▶ **Work required**
Write out the records below once more, exactly as they stand.

───── Given records

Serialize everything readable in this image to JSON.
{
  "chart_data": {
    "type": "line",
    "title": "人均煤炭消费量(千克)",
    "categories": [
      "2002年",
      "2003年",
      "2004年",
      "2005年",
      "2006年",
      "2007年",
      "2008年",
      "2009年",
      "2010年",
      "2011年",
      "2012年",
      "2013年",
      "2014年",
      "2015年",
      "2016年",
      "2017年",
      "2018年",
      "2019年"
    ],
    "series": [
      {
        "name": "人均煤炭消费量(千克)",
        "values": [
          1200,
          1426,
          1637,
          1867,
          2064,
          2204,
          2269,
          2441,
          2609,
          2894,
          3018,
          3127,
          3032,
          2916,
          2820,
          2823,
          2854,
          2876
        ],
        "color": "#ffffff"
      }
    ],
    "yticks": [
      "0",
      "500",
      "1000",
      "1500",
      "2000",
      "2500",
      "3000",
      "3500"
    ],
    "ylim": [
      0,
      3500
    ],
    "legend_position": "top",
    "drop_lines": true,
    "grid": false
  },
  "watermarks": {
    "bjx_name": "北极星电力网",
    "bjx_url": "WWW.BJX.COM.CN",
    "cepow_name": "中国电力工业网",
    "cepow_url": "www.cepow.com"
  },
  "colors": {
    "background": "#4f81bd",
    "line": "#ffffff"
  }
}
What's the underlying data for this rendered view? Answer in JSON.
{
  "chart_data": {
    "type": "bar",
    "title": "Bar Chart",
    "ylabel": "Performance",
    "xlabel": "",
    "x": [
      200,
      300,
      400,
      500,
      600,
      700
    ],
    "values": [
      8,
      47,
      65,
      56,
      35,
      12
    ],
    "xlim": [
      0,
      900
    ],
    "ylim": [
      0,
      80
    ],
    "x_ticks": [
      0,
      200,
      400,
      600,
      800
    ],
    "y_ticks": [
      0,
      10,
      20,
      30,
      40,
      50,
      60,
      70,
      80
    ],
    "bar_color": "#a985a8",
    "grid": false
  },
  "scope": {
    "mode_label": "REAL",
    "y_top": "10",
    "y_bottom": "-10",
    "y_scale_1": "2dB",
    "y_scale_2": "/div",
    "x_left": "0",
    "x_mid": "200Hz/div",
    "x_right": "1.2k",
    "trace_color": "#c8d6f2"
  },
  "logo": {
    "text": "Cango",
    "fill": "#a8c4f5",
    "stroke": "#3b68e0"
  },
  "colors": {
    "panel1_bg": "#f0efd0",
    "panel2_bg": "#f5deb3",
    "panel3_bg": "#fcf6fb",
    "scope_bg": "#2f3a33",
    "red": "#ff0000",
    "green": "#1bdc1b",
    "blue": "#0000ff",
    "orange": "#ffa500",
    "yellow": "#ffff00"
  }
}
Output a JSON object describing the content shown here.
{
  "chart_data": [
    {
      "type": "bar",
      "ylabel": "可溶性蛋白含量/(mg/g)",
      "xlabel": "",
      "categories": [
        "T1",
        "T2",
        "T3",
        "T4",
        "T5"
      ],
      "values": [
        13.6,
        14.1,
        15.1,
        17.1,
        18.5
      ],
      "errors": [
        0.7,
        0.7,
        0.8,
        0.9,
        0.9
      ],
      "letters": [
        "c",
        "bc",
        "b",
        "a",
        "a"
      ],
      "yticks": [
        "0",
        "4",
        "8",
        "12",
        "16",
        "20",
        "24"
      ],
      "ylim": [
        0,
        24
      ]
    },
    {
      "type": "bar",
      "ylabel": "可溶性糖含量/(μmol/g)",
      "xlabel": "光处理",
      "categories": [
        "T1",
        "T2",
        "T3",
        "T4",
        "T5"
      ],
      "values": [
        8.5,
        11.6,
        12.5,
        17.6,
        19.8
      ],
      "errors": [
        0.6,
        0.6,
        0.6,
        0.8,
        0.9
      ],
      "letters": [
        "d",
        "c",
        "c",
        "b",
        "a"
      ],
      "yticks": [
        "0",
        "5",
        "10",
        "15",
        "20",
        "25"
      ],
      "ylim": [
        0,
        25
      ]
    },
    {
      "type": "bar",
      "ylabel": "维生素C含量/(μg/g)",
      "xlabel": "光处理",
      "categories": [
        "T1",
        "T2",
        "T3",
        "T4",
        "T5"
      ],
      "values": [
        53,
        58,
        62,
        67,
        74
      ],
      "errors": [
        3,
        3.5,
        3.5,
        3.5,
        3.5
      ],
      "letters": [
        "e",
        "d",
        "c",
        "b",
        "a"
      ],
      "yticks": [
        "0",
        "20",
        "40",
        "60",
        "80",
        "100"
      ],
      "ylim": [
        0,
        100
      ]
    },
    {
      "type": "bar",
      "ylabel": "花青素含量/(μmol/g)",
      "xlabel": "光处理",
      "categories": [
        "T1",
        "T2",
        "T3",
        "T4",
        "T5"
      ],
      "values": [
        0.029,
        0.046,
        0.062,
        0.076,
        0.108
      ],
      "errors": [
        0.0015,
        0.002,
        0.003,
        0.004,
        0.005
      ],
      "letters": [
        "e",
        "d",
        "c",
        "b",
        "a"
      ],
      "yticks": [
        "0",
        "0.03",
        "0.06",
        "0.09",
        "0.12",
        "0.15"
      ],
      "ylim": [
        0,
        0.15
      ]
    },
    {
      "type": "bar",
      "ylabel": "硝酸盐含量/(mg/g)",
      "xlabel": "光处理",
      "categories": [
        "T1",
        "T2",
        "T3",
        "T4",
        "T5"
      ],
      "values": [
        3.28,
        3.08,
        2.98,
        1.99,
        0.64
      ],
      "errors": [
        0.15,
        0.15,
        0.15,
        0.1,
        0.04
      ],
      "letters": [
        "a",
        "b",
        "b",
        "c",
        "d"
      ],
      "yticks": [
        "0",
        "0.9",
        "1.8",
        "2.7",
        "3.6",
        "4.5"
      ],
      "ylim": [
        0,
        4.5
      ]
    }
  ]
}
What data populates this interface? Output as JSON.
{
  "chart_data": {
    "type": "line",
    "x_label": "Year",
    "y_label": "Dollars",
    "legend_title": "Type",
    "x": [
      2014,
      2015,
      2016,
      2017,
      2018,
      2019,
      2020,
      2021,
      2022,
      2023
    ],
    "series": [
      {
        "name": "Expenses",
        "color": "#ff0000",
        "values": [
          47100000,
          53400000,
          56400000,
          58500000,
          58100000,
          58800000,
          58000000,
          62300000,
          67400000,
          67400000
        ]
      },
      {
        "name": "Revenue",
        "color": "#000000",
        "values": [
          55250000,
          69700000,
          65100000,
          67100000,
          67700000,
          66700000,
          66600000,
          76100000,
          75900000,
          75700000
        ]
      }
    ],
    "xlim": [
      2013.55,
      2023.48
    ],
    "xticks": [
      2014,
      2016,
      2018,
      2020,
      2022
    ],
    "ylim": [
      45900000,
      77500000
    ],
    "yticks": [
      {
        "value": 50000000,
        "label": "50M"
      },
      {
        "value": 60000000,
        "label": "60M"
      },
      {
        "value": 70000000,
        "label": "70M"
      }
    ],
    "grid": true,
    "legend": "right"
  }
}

──────────

▶ **Answer to this problem**
Serialize everything readable in this image to JSON.
{
  "chart_data": {
    "type": "line",
    "title": "人均煤炭消费量(千克)",
    "categories": [
      "2002年",
      "2003年",
      "2004年",
      "2005年",
      "2006年",
      "2007年",
      "2008年",
      "2009年",
      "2010年",
      "2011年",
      "2012年",
      "2013年",
      "2014年",
      "2015年",
      "2016年",
      "2017年",
      "2018年",
      "2019年"
    ],
    "series": [
      {
        "name": "人均煤炭消费量(千克)",
        "values": [
          1200,
          1426,
          1637,
          1867,
          2064,
          2204,
          2269,
          2441,
          2609,
          2894,
          3018,
          3127,
          3032,
          2916,
          2820,
          2823,
          2854,
          2876
        ],
        "color": "#ffffff"
      }
    ],
    "yticks": [
      "0",
      "500",
      "1000",
      "1500",
      "2000",
      "2500",
      "3000",
      "3500"
    ],
    "ylim": [
      0,
      3500
    ],
    "legend_position": "top",
    "drop_lines": true,
    "grid": false
  },
  "watermarks": {
    "bjx_name": "北极星电力网",
    "bjx_url": "WWW.BJX.COM.CN",
    "cepow_name": "中国电力工业网",
    "cepow_url": "www.cepow.com"
  },
  "colors": {
    "background": "#4f81bd",
    "line": "#ffffff"
  }
}
What's the underlying data for this rendered view? Answer in JSON.
{
  "chart_data": {
    "type": "bar",
    "title": "Bar Chart",
    "ylabel": "Performance",
    "xlabel": "",
    "x": [
      200,
      300,
      400,
      500,
      600,
      700
    ],
    "values": [
      8,
      47,
      65,
      56,
      35,
      12
    ],
    "xlim": [
      0,
      900
    ],
    "ylim": [
      0,
      80
    ],
    "x_ticks": [
      0,
      200,
      400,
      600,
      800
    ],
    "y_ticks": [
      0,
      10,
      20,
      30,
      40,
      50,
      60,
      70,
      80
    ],
    "bar_color": "#a985a8",
    "grid": false
  },
  "scope": {
    "mode_label": "REAL",
    "y_top": "10",
    "y_bottom": "-10",
    "y_scale_1": "2dB",
    "y_scale_2": "/div",
    "x_left": "0",
    "x_mid": "200Hz/div",
    "x_right": "1.2k",
    "trace_color": "#c8d6f2"
  },
  "logo": {
    "text": "Cango",
    "fill": "#a8c4f5",
    "stroke": "#3b68e0"
  },
  "colors": {
    "panel1_bg": "#f0efd0",
    "panel2_bg": "#f5deb3",
    "panel3_bg": "#fcf6fb",
    "scope_bg": "#2f3a33",
    "red": "#ff0000",
    "green": "#1bdc1b",
    "blue": "#0000ff",
    "orange": "#ffa500",
    "yellow": "#ffff00"
  }
}
Output a JSON object describing the content shown here.
{
  "chart_data": [
    {
      "type": "bar",
      "ylabel": "可溶性蛋白含量/(mg/g)",
      "xlabel": "",
      "categories": [
        "T1",
        "T2",
        "T3",
        "T4",
        "T5"
      ],
      "values": [
        13.6,
        14.1,
        15.1,
        17.1,
        18.5
      ],
      "errors": [
        0.7,
        0.7,
        0.8,
        0.9,
        0.9
      ],
      "letters": [
        "c",
        "bc",
        "b",
        "a",
        "a"
      ],
      "yticks": [
        "0",
        "4",
        "8",
        "12",
        "16",
        "20",
        "24"
      ],
      "ylim": [
        0,
        24
      ]
    },
    {
      "type": "bar",
      "ylabel": "可溶性糖含量/(μmol/g)",
      "xlabel": "光处理",
      "categories": [
        "T1",
        "T2",
        "T3",
        "T4",
        "T5"
      ],
      "values": [
        8.5,
        11.6,
        12.5,
        17.6,
        19.8
      ],
      "errors": [
        0.6,
        0.6,
        0.6,
        0.8,
        0.9
      ],
      "letters": [
        "d",
        "c",
        "c",
        "b",
        "a"
      ],
      "yticks": [
        "0",
        "5",
        "10",
        "15",
        "20",
        "25"
      ],
      "ylim": [
        0,
        25
      ]
    },
    {
      "type": "bar",
      "ylabel": "维生素C含量/(μg/g)",
      "xlabel": "光处理",
      "categories": [
        "T1",
        "T2",
        "T3",
        "T4",
        "T5"
      ],
      "values": [
        53,
        58,
        62,
        67,
        74
      ],
      "errors": [
        3,
        3.5,
        3.5,
        3.5,
        3.5
      ],
      "letters": [
        "e",
        "d",
        "c",
        "b",
        "a"
      ],
      "yticks": [
        "0",
        "20",
        "40",
        "60",
        "80",
        "100"
      ],
      "ylim": [
        0,
        100
      ]
    },
    {
      "type": "bar",
      "ylabel": "花青素含量/(μmol/g)",
      "xlabel": "光处理",
      "categories": [
        "T1",
        "T2",
        "T3",
        "T4",
        "T5"
      ],
      "values": [
        0.029,
        0.046,
        0.062,
        0.076,
        0.108
      ],
      "errors": [
        0.0015,
        0.002,
        0.003,
        0.004,
        0.005
      ],
      "letters": [
        "e",
        "d",
        "c",
        "b",
        "a"
      ],
      "yticks": [
        "0",
        "0.03",
        "0.06",
        "0.09",
        "0.12",
        "0.15"
      ],
      "ylim": [
        0,
        0.15
      ]
    },
    {
      "type": "bar",
      "ylabel": "硝酸盐含量/(mg/g)",
      "xlabel": "光处理",
      "categories": [
        "T1",
        "T2",
        "T3",
        "T4",
        "T5"
      ],
      "values": [
        3.28,
        3.08,
        2.98,
        1.99,
        0.64
      ],
      "errors": [
        0.15,
        0.15,
        0.15,
        0.1,
        0.04
      ],
      "letters": [
        "a",
        "b",
        "b",
        "c",
        "d"
      ],
      "yticks": [
        "0",
        "0.9",
        "1.8",
        "2.7",
        "3.6",
        "4.5"
      ],
      "ylim": [
        0,
        4.5
      ]
    }
  ]
}
What data populates this interface? Output as JSON.
{
  "chart_data": {
    "type": "line",
    "x_label": "Year",
    "y_label": "Dollars",
    "legend_title": "Type",
    "x": [
      2014,
      2015,
      2016,
      2017,
      2018,
      2019,
      2020,
      2021,
      2022,
      2023
    ],
    "series": [
      {
        "name": "Expenses",
        "color": "#ff0000",
        "values": [
          47100000,
          53400000,
          56400000,
          58500000,
          58100000,
          58800000,
          58000000,
          62300000,
          67400000,
          67400000
        ]
      },
      {
        "name": "Revenue",
        "color": "#000000",
        "values": [
          55250000,
          69700000,
          65100000,
          67100000,
          67700000,
          66700000,
          66600000,
          76100000,
          75900000,
          75700000
        ]
      }
    ],
    "xlim": [
      2013.55,
      2023.48
    ],
    "xticks": [
      2014,
      2016,
      2018,
      2020,
      2022
    ],
    "ylim": [
      45900000,
      77500000
    ],
    "yticks": [
      {
        "value": 50000000,
        "label": "50M"
      },
      {
        "value": 60000000,
        "label": "60M"
      },
      {
        "value": 70000000,
        "label": "70M"
      }
    ],
    "grid": true,
    "legend": "right"
  }
}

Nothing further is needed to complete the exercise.